Convert everything from the start of the material down to and including the line containing "scroll-down-arrow-icon[interactable] <box>81 516" into a Markdown table with the columns n and Line, where n holds the row number and Line holds the line, leaving out blank lines.

> DATA LINES
######

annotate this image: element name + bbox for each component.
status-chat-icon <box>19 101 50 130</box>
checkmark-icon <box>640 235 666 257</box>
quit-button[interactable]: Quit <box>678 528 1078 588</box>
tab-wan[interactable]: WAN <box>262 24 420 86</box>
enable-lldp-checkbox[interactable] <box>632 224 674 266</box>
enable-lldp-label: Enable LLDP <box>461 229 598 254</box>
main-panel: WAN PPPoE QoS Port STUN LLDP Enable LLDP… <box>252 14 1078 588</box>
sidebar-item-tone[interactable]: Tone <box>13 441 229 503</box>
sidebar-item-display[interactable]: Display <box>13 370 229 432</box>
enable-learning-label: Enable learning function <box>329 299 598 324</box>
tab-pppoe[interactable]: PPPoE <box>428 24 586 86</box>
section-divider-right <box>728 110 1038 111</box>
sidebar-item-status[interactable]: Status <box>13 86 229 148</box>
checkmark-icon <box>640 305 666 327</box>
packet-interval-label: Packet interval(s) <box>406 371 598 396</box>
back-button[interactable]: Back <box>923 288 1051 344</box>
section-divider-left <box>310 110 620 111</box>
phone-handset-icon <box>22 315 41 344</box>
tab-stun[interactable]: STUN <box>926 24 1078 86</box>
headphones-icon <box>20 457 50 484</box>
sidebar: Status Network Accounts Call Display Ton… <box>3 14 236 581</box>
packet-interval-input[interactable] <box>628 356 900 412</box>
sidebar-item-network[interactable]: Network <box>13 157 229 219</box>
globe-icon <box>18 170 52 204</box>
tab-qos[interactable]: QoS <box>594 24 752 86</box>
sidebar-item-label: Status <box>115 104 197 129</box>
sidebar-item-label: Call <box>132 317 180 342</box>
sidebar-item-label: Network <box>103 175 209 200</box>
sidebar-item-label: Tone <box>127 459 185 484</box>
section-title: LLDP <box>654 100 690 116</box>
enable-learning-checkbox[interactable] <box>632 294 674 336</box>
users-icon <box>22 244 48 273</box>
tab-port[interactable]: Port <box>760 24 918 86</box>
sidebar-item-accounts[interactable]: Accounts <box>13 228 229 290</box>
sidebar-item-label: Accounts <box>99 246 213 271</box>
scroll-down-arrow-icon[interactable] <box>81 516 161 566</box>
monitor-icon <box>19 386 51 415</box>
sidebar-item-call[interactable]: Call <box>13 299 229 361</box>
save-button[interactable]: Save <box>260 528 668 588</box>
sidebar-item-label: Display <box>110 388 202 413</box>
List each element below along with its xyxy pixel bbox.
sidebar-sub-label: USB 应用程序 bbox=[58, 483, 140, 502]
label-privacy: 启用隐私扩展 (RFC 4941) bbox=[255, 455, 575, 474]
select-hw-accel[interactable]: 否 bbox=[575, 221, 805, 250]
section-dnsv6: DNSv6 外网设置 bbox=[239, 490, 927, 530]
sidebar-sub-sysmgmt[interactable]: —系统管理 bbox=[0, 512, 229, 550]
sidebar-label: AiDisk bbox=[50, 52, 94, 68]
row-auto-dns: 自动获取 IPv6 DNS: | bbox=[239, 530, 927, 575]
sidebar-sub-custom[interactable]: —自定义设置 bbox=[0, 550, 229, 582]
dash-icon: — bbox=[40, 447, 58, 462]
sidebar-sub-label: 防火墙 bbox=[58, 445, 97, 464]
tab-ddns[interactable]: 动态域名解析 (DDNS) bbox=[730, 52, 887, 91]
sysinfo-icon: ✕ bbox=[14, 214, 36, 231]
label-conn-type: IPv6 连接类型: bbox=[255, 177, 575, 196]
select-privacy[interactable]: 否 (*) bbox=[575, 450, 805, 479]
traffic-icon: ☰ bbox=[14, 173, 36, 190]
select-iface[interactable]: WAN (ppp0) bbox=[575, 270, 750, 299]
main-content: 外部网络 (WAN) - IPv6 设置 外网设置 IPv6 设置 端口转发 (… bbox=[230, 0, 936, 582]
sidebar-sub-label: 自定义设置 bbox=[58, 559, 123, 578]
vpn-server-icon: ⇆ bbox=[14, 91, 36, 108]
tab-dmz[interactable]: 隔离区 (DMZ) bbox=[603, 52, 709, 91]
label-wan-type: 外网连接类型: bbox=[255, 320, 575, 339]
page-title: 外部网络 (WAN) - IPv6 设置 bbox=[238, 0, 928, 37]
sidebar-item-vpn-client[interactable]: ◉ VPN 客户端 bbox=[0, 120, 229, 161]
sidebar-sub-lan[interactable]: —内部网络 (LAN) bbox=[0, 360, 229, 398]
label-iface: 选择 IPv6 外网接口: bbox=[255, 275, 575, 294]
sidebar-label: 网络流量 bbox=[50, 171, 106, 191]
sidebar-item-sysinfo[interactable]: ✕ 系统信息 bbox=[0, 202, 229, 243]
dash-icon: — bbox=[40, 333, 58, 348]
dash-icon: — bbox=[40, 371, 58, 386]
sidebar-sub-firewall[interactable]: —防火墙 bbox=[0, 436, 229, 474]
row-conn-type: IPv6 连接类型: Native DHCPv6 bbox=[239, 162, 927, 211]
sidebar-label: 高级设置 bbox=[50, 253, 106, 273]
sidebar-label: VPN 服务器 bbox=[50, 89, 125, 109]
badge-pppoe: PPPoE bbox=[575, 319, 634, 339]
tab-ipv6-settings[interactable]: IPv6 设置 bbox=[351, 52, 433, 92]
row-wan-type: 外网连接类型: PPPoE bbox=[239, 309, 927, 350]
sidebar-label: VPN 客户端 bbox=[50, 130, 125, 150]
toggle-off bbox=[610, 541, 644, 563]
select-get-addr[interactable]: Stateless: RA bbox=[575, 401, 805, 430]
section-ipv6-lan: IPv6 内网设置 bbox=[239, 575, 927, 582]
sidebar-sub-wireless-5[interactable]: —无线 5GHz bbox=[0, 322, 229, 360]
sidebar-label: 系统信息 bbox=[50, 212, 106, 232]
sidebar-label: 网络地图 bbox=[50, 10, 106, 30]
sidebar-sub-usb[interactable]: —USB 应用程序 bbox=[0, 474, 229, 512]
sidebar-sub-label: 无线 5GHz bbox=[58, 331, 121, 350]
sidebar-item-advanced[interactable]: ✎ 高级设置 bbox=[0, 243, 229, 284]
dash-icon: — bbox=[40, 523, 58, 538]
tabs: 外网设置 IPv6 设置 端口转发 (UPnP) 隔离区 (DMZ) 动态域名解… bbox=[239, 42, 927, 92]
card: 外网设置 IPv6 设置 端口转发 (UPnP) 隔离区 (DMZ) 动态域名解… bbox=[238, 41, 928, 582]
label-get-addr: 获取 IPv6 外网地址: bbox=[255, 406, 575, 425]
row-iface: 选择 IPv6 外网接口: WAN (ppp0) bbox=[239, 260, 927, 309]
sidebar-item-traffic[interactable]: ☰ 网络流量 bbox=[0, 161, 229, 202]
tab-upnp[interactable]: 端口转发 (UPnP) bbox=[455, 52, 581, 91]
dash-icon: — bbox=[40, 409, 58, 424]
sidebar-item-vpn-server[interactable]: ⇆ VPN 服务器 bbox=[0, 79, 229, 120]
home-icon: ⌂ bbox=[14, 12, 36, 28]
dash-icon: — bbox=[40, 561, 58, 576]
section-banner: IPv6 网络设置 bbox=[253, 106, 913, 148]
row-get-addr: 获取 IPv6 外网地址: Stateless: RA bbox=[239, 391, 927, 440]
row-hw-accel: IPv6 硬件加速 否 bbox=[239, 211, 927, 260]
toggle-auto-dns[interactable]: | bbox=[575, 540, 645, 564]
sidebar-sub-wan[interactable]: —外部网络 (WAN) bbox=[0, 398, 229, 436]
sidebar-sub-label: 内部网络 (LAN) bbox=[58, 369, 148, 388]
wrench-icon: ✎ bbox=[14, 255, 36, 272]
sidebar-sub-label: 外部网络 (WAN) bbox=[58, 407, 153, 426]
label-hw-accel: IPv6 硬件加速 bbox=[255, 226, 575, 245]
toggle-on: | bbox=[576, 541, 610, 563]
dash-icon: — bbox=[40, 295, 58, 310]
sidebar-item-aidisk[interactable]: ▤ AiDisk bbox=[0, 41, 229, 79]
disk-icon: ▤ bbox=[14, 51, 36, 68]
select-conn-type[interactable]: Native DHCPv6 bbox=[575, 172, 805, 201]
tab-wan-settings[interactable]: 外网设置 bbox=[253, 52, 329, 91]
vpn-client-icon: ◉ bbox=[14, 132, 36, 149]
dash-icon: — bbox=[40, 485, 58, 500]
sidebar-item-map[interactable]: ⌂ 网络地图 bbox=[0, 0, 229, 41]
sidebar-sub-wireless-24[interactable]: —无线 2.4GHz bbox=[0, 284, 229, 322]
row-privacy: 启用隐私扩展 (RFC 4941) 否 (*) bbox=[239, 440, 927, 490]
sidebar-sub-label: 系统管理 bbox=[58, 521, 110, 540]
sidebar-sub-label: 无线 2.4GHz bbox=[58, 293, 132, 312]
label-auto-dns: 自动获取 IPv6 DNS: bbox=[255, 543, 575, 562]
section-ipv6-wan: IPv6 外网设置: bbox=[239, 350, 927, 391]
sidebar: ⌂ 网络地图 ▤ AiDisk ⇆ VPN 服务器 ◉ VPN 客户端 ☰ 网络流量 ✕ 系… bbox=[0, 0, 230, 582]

######

> FINAL ANSWER
| n | Line |
|---|---|
| 1 | annotate this image: element name + bbox for each component. |
| 2 | status-chat-icon <box>19 101 50 130</box> |
| 3 | checkmark-icon <box>640 235 666 257</box> |
| 4 | quit-button[interactable]: Quit <box>678 528 1078 588</box> |
| 5 | tab-wan[interactable]: WAN <box>262 24 420 86</box> |
| 6 | enable-lldp-checkbox[interactable] <box>632 224 674 266</box> |
| 7 | enable-lldp-label: Enable LLDP <box>461 229 598 254</box> |
| 8 | main-panel: WAN PPPoE QoS Port STUN LLDP Enable LLDP… <box>252 14 1078 588</box> |
| 9 | sidebar-item-tone[interactable]: Tone <box>13 441 229 503</box> |
| 10 | sidebar-item-display[interactable]: Display <box>13 370 229 432</box> |
| 11 | enable-learning-label: Enable learning function <box>329 299 598 324</box> |
| 12 | tab-pppoe[interactable]: PPPoE <box>428 24 586 86</box> |
| 13 | section-divider-right <box>728 110 1038 111</box> |
| 14 | sidebar-item-status[interactable]: Status <box>13 86 229 148</box> |
| 15 | checkmark-icon <box>640 305 666 327</box> |
| 16 | packet-interval-label: Packet interval(s) <box>406 371 598 396</box> |
| 17 | back-button[interactable]: Back <box>923 288 1051 344</box> |
| 18 | section-divider-left <box>310 110 620 111</box> |
| 19 | phone-handset-icon <box>22 315 41 344</box> |
| 20 | tab-stun[interactable]: STUN <box>926 24 1078 86</box> |
| 21 | headphones-icon <box>20 457 50 484</box> |
| 22 | sidebar: Status Network Accounts Call Display Ton… <box>3 14 236 581</box> |
| 23 | packet-interval-input[interactable] <box>628 356 900 412</box> |
| 24 | sidebar-item-network[interactable]: Network <box>13 157 229 219</box> |
| 25 | globe-icon <box>18 170 52 204</box> |
| 26 | tab-qos[interactable]: QoS <box>594 24 752 86</box> |
| 27 | sidebar-item-label: Status <box>115 104 197 129</box> |
| 28 | sidebar-item-label: Call <box>132 317 180 342</box> |
| 29 | sidebar-item-label: Network <box>103 175 209 200</box> |
| 30 | sidebar-item-label: Tone <box>127 459 185 484</box> |
| 31 | section-title: LLDP <box>654 100 690 116</box> |
| 32 | enable-learning-checkbox[interactable] <box>632 294 674 336</box> |
| 33 | users-icon <box>22 244 48 273</box> |
| 34 | tab-port[interactable]: Port <box>760 24 918 86</box> |
| 35 | sidebar-item-accounts[interactable]: Accounts <box>13 228 229 290</box> |
| 36 | sidebar-item-label: Accounts <box>99 246 213 271</box> |
| 37 | scroll-down-arrow-icon[interactable] <box>81 516 161 566</box> |